What number of lines contain the word "this"? Reply with the number and nothing else.

--- START Materials provided ---

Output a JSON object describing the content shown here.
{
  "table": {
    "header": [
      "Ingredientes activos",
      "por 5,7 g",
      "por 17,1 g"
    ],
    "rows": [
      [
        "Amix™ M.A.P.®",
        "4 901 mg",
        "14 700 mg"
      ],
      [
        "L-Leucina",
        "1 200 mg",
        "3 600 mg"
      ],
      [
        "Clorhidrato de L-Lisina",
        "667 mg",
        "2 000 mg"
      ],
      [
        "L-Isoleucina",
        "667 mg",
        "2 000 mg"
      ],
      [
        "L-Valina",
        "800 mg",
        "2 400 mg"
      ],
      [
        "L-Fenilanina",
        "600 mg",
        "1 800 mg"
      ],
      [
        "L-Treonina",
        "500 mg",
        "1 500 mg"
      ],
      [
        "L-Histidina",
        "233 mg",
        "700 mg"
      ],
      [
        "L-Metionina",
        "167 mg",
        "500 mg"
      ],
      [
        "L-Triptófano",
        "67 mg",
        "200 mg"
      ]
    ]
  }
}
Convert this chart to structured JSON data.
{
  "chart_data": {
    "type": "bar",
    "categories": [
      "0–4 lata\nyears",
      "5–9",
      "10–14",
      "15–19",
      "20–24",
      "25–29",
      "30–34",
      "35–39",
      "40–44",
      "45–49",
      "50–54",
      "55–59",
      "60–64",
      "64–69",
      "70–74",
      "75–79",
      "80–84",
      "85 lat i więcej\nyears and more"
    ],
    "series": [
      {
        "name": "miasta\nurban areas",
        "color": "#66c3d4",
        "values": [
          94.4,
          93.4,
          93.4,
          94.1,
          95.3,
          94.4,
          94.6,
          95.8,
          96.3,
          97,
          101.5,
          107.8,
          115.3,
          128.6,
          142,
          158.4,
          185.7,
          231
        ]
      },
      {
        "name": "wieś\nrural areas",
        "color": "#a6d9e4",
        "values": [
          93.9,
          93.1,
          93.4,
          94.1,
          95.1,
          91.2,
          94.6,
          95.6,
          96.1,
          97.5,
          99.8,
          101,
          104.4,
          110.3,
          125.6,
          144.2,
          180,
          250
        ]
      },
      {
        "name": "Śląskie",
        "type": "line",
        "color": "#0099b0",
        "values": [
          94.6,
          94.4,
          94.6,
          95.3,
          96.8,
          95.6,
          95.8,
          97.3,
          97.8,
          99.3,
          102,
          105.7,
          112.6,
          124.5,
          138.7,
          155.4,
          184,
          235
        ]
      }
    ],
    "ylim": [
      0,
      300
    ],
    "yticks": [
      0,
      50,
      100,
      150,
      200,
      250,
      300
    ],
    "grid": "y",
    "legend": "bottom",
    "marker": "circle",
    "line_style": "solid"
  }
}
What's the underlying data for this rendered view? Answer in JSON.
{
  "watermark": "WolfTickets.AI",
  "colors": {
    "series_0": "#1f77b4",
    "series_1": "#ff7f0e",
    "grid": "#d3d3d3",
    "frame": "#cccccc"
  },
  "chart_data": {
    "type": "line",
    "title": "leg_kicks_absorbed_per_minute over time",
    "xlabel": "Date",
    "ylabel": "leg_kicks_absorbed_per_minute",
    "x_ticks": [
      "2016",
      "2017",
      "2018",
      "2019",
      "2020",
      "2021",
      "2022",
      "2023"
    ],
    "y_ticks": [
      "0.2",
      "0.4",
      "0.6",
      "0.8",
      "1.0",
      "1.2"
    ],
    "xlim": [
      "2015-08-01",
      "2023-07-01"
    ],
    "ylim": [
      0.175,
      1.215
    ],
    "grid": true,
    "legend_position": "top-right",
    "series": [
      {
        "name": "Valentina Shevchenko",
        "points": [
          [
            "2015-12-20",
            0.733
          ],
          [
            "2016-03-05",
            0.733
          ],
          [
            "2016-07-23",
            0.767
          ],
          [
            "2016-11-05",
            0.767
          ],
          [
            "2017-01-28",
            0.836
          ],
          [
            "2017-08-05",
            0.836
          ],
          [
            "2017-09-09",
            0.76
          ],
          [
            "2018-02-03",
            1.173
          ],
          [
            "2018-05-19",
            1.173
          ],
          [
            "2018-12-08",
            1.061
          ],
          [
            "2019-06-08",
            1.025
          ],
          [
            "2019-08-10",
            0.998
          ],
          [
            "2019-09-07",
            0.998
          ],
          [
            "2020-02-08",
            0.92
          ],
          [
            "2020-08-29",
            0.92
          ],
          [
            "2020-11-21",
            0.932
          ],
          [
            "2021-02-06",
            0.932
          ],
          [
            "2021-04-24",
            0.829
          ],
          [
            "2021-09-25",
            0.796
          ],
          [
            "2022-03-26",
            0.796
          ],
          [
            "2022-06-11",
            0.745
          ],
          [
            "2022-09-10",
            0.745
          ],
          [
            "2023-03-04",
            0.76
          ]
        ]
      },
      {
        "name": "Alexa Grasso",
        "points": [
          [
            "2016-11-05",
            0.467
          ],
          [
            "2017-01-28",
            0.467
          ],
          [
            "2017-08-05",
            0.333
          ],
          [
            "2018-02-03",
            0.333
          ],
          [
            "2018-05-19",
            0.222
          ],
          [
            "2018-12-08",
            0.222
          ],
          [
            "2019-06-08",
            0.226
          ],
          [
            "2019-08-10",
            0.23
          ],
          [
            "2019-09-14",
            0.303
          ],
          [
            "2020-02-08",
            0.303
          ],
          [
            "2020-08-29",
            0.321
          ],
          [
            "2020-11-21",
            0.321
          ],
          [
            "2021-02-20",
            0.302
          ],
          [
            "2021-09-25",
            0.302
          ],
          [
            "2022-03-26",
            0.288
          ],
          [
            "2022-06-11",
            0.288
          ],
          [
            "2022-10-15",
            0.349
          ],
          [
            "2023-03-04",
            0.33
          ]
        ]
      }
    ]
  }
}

--- END Materials provided ---

*Task response*:
2